**Stated goal:**
Pick out every line of the entries below where "CarImages" occurs, and copy those lines.

**Material:**
•••
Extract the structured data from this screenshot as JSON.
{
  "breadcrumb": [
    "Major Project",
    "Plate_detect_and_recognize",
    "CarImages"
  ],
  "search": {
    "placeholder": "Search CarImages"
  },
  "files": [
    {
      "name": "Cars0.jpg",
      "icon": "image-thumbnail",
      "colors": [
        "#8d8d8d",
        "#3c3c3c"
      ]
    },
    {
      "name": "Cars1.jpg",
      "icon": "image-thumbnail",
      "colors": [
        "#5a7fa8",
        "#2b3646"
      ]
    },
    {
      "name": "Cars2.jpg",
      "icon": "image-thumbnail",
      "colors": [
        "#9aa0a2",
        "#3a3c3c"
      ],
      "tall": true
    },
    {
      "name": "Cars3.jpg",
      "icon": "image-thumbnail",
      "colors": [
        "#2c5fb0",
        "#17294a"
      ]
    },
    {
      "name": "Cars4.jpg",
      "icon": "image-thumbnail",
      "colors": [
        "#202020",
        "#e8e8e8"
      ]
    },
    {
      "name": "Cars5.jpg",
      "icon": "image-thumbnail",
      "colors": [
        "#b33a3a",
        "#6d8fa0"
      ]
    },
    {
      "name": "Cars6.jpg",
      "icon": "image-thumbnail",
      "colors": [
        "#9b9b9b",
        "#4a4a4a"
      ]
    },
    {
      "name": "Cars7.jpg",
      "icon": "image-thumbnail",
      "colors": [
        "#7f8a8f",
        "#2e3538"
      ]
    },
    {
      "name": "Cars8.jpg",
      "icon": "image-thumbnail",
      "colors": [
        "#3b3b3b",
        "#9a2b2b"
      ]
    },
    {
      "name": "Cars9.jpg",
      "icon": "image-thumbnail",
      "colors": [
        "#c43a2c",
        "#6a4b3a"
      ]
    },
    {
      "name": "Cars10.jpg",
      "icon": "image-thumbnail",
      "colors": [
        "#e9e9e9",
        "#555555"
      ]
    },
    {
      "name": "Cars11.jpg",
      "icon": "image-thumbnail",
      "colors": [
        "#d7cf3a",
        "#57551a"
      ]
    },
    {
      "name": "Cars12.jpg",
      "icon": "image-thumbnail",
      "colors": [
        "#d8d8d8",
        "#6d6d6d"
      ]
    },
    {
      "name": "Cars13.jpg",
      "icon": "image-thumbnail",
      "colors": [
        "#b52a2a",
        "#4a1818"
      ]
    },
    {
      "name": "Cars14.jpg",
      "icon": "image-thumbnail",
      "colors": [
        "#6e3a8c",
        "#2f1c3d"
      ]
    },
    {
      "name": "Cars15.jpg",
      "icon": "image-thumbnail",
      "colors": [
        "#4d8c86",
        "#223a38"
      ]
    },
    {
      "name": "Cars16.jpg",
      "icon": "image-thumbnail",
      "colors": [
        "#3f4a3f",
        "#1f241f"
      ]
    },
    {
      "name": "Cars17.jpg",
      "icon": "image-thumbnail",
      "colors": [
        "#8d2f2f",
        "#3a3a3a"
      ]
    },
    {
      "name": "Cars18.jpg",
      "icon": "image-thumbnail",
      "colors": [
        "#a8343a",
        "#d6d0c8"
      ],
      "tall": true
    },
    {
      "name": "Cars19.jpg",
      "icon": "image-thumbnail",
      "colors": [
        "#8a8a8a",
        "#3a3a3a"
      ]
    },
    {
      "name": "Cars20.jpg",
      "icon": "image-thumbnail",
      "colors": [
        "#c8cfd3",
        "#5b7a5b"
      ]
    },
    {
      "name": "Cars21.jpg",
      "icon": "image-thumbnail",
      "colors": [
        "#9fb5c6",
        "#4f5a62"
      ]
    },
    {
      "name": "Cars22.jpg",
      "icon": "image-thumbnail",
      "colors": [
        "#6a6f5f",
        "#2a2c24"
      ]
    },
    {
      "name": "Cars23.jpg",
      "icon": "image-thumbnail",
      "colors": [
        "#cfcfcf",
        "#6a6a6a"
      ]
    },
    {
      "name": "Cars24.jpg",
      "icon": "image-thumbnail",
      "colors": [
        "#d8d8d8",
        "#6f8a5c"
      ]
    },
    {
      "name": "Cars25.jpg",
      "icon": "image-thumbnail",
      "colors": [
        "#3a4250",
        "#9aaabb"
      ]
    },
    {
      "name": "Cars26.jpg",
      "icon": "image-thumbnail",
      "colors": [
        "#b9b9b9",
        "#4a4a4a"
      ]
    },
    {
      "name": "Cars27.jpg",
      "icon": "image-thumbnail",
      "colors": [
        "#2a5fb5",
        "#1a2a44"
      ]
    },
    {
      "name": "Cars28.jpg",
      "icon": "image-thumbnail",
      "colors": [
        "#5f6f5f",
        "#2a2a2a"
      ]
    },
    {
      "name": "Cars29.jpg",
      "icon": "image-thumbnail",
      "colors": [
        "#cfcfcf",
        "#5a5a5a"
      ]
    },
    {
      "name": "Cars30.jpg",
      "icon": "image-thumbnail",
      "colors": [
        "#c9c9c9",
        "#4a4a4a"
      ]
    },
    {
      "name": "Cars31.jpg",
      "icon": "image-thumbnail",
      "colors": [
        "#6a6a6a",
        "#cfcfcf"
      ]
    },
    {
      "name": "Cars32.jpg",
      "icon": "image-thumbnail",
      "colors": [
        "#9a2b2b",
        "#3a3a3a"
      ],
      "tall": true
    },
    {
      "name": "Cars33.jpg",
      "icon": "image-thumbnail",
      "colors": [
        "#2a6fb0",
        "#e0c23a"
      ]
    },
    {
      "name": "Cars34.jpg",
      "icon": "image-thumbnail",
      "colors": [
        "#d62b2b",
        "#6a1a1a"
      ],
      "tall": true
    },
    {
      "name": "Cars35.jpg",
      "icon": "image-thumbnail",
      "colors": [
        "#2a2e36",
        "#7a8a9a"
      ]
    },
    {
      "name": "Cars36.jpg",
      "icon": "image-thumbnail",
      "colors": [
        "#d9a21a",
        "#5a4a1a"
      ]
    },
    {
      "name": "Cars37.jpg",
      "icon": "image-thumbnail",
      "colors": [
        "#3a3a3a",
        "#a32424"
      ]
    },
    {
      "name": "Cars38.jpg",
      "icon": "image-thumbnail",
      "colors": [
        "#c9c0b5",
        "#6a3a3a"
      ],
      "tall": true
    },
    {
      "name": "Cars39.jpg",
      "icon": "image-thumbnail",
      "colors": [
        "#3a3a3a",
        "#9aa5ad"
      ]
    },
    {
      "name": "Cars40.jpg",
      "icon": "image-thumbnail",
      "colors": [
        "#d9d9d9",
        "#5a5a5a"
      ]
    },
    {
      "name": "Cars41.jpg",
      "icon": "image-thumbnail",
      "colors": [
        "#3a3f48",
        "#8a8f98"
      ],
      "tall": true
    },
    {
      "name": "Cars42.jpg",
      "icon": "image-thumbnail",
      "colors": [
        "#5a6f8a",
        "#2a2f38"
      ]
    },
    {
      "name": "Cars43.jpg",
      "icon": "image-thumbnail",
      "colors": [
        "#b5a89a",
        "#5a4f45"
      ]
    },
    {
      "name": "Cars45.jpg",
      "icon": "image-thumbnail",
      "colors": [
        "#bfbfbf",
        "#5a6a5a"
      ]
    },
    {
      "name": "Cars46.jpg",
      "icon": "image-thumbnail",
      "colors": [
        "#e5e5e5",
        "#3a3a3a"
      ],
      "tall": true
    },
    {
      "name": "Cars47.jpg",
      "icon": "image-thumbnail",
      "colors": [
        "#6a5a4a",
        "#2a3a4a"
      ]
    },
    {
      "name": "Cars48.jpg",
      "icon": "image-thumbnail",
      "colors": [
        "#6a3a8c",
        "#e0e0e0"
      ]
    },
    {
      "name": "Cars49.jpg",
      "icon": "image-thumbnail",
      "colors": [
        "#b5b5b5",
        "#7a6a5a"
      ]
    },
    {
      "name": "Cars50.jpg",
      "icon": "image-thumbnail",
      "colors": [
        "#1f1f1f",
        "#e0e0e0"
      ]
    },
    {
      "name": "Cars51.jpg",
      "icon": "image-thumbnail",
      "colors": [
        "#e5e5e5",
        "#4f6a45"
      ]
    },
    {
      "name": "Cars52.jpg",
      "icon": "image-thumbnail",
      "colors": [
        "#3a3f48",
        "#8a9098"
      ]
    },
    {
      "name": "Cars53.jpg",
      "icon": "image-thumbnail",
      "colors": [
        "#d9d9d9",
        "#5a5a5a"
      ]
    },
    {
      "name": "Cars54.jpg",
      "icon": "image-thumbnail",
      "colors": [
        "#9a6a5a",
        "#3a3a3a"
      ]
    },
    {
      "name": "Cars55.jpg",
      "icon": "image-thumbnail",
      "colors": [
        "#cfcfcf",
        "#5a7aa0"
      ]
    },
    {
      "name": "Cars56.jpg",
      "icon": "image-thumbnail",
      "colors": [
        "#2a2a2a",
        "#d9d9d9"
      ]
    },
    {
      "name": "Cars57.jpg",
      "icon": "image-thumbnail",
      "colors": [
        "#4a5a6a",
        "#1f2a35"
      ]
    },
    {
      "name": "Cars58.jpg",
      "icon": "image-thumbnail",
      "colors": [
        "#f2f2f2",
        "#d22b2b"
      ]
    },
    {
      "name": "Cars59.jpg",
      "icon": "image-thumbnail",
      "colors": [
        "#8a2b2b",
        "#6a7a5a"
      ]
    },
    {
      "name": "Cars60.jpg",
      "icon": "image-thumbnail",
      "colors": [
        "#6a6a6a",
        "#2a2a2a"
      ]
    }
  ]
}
•••
**Output of the exercise:**
    "CarImages"
    "placeholder": "Search CarImages"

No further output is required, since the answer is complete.